### Exercise directions
The task calls for each line of the records below in which the word "make" appears.
--- START ---
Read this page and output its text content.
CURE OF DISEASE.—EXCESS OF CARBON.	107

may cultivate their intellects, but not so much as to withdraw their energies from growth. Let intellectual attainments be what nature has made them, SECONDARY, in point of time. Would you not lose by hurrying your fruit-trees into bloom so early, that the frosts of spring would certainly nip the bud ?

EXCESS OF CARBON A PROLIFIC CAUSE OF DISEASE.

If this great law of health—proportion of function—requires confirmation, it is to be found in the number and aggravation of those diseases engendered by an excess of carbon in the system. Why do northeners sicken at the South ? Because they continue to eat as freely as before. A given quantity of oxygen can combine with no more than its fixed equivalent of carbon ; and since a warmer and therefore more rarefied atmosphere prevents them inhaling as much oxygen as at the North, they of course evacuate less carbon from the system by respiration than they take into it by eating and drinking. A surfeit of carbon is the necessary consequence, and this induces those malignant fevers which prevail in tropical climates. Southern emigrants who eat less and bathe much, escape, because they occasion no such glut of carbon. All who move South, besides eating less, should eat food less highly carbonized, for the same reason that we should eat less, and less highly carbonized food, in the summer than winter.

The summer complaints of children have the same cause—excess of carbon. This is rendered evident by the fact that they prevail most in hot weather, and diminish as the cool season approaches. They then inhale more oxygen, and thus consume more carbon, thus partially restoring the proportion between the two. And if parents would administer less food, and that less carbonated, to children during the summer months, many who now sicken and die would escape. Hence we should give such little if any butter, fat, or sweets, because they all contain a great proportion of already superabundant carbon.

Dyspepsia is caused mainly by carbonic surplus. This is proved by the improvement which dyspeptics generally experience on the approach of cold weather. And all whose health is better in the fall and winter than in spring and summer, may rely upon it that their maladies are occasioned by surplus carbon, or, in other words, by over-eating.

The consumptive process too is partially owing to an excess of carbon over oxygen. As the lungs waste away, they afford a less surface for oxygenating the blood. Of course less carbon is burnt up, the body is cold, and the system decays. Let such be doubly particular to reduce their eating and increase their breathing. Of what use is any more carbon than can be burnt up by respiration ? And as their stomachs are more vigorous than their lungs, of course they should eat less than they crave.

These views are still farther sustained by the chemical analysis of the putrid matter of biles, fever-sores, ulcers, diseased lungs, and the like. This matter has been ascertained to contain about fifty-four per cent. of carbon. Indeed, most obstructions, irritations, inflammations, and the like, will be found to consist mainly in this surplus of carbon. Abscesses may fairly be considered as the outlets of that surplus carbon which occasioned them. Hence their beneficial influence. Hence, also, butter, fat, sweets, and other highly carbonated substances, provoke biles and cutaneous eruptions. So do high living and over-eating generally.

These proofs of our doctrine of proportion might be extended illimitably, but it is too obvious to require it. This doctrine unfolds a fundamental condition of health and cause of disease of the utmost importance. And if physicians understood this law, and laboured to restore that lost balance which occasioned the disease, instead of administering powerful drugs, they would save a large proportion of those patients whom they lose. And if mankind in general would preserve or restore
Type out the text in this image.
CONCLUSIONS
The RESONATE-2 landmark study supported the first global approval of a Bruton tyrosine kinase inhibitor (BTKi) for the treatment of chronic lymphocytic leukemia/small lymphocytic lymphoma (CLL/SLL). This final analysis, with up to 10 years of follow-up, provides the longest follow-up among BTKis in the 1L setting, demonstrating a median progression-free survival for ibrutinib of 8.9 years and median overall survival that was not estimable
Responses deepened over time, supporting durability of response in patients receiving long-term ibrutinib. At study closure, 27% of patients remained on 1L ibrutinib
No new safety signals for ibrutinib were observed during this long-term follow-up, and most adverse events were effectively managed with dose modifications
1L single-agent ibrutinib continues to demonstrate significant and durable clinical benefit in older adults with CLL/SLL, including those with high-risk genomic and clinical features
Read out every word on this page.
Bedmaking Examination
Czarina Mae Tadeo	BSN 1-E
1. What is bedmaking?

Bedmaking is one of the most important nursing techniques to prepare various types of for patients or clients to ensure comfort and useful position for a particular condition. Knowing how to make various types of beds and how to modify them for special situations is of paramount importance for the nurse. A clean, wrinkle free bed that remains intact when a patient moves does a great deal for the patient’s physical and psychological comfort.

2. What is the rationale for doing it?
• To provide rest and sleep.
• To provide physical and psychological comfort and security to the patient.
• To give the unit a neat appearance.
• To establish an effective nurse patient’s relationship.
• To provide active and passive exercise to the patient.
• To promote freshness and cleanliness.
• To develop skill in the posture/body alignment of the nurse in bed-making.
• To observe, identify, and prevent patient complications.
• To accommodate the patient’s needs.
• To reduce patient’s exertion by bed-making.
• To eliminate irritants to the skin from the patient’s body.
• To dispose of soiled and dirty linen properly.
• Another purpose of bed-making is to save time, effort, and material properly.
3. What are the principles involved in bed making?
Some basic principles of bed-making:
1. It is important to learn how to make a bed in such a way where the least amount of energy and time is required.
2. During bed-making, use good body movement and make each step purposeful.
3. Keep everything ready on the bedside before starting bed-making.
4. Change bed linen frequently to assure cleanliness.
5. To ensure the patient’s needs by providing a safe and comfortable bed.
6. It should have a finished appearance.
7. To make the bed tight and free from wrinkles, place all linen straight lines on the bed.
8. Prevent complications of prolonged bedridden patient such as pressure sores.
--- END ---
### Worked solution
Bedmaking is one of the most important nursing techniques to prepare various types of for patients or clients to ensure comfort and useful position for a particular condition. Knowing how to make various types of beds and how to modify them for special situations is of paramount importance for the nurse. A clean, wrinkle free bed that remains intact when a patient moves does a great deal for the patient’s physical and psychological comfort.
1. It is important to learn how to make a bed in such a way where the least amount of energy and time is required.
2. During bed-making, use good body movement and make each step purposeful.
7. To make the bed tight and free from wrinkles, place all linen straight lines on the bed.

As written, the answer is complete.